● Written instruction: Restate the listing that follows word for word, without its pictures.

Saved entries:

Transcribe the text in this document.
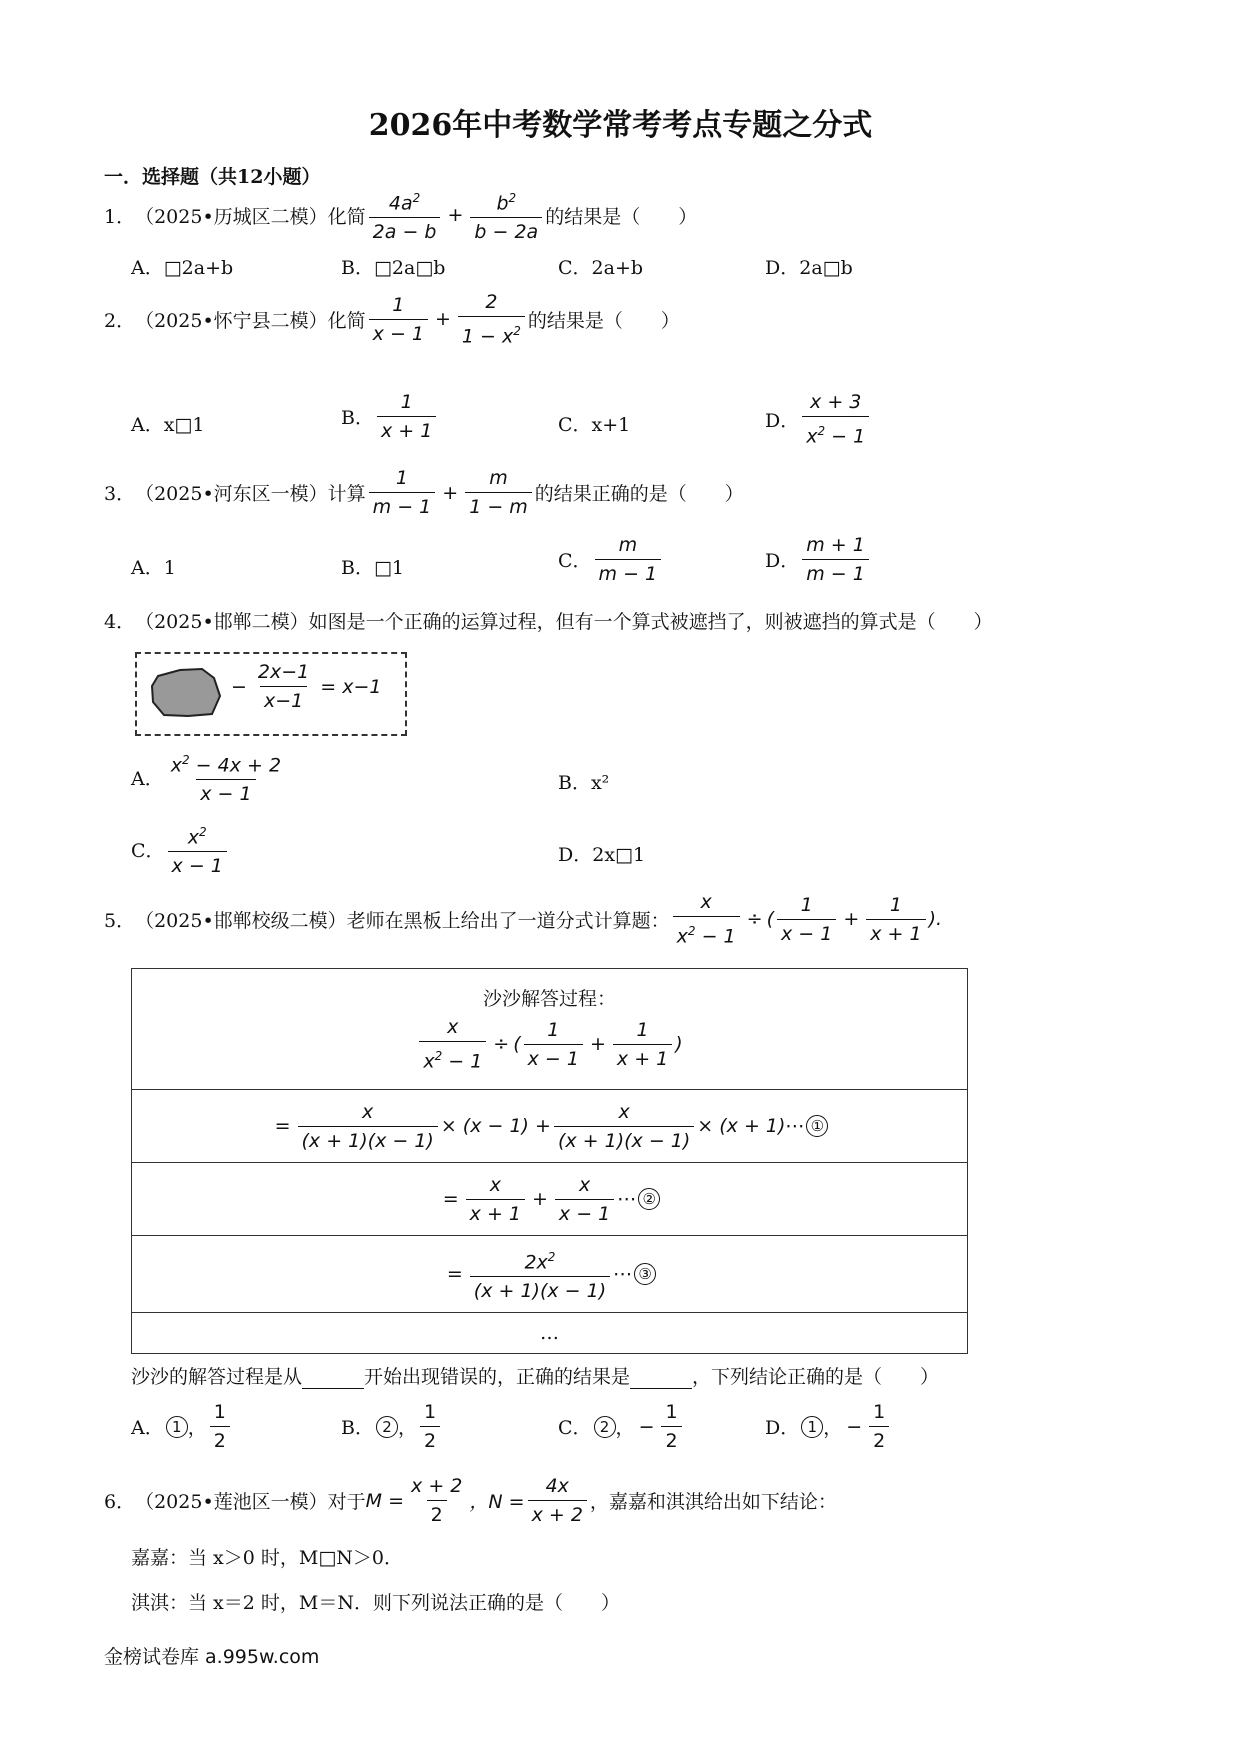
2026年中考数学常考考点专题之分式
一．选择题（共12小题）
1． （2025•历城区二模）化简 $\frac{4a^2}{2a - b} + \frac{b^2}{b - 2a}$ 的结果是（　　）
A．□2a+b	B．□2a□b	C．2a+b	D．2a□b
2． （2025•怀宁县二模）化简 $\frac{1}{x - 1} + \frac{2}{1 - x^2}$ 的结果是（　　）
A．x□1	B． $\frac{1}{x + 1}$	C．x+1	D． $\frac{x + 3}{x^2 - 1}$
3． （2025•河东区一模）计算 $\frac{1}{m - 1} + \frac{m}{1 - m}$ 的结果正确的是（　　）
A．1	B．□1	C． $\frac{m}{m - 1}$	D． $\frac{m + 1}{m - 1}$
4． （2025•邯郸二模）如图是一个正确的运算过程，但有一个算式被遮挡了，则被遮挡的算式是（　　）
− $\frac{2x-1}{x-1} = x-1$
A． $\frac{x^2 - 4x + 2}{x - 1}$	B．x²
C． $\frac{x^2}{x - 1}$	D．2x□1
5． （2025•邯郸校级二模）老师在黑板上给出了一道分式计算题： $\frac{x}{x^2 - 1}$ ÷ ( $\frac{1}{x - 1} + \frac{1}{x + 1}$ ).
沙沙解答过程：
$\frac{x}{x^2 - 1}$ ÷ ( $\frac{1}{x - 1} + \frac{1}{x + 1}$ )

= $\frac{x}{(x + 1)(x - 1)} \times (x - 1) + \frac{x}{(x + 1)(x - 1)} \times (x$ + 1)⋯ ①

= $\frac{x}{x + 1} + \frac{x}{x - 1}$ ⋯ ②

= $\frac{2x^2}{(x + 1)(x - 1)}$ ⋯ ③

…
沙沙的解答过程是从	开始出现错误的，正确的结果是	，下列结论正确的是（　　）
A． 1 ， $\frac{1}{2}$	B． 2 ， $\frac{1}{2}$	C． 2 ， − $\frac{1}{2}$	D． 1 ， − $\frac{1}{2}$
6． （2025•莲池区一模）对于 $M = \frac{x + 2}{2}$ ，$N = \frac{4x}{x + 2}$ ，嘉嘉和淇淇给出如下结论：
嘉嘉：当 x＞0 时，M□N＞0．
淇淇：当 x＝2 时，M＝N．则下列说法正确的是（　　）
金榜试卷库 a.995w.com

● Completed exercise:
Transcribe the text in this document.
2026年中考数学常考考点专题之分式
一．选择题（共12小题）
1． （2025•历城区二模）化简 $\frac{4a^2}{2a - b} + \frac{b^2}{b - 2a}$ 的结果是（　　）
A．□2a+b	B．□2a□b	C．2a+b	D．2a□b
2． （2025•怀宁县二模）化简 $\frac{1}{x - 1} + \frac{2}{1 - x^2}$ 的结果是（　　）
A．x□1	B． $\frac{1}{x + 1}$	C．x+1	D． $\frac{x + 3}{x^2 - 1}$
3． （2025•河东区一模）计算 $\frac{1}{m - 1} + \frac{m}{1 - m}$ 的结果正确的是（　　）
A．1	B．□1	C． $\frac{m}{m - 1}$	D． $\frac{m + 1}{m - 1}$
4． （2025•邯郸二模）如图是一个正确的运算过程，但有一个算式被遮挡了，则被遮挡的算式是（　　）
− $\frac{2x-1}{x-1} = x-1$
A． $\frac{x^2 - 4x + 2}{x - 1}$	B．x²
C． $\frac{x^2}{x - 1}$	D．2x□1
5． （2025•邯郸校级二模）老师在黑板上给出了一道分式计算题： $\frac{x}{x^2 - 1}$ ÷ ( $\frac{1}{x - 1} + \frac{1}{x + 1}$ ).
沙沙解答过程：
$\frac{x}{x^2 - 1}$ ÷ ( $\frac{1}{x - 1} + \frac{1}{x + 1}$ )

= $\frac{x}{(x + 1)(x - 1)} \times (x - 1) + \frac{x}{(x + 1)(x - 1)} \times (x$ + 1)⋯ ①

= $\frac{x}{x + 1} + \frac{x}{x - 1}$ ⋯ ②

= $\frac{2x^2}{(x + 1)(x - 1)}$ ⋯ ③

…
沙沙的解答过程是从	开始出现错误的，正确的结果是	，下列结论正确的是（　　）
A． 1 ， $\frac{1}{2}$	B． 2 ， $\frac{1}{2}$	C． 2 ， − $\frac{1}{2}$	D． 1 ， − $\frac{1}{2}$
6． （2025•莲池区一模）对于 $M = \frac{x + 2}{2}$ ，$N = \frac{4x}{x + 2}$ ，嘉嘉和淇淇给出如下结论：
嘉嘉：当 x＞0 时，M□N＞0．
淇淇：当 x＝2 时，M＝N．则下列说法正确的是（　　）
金榜试卷库 a.995w.com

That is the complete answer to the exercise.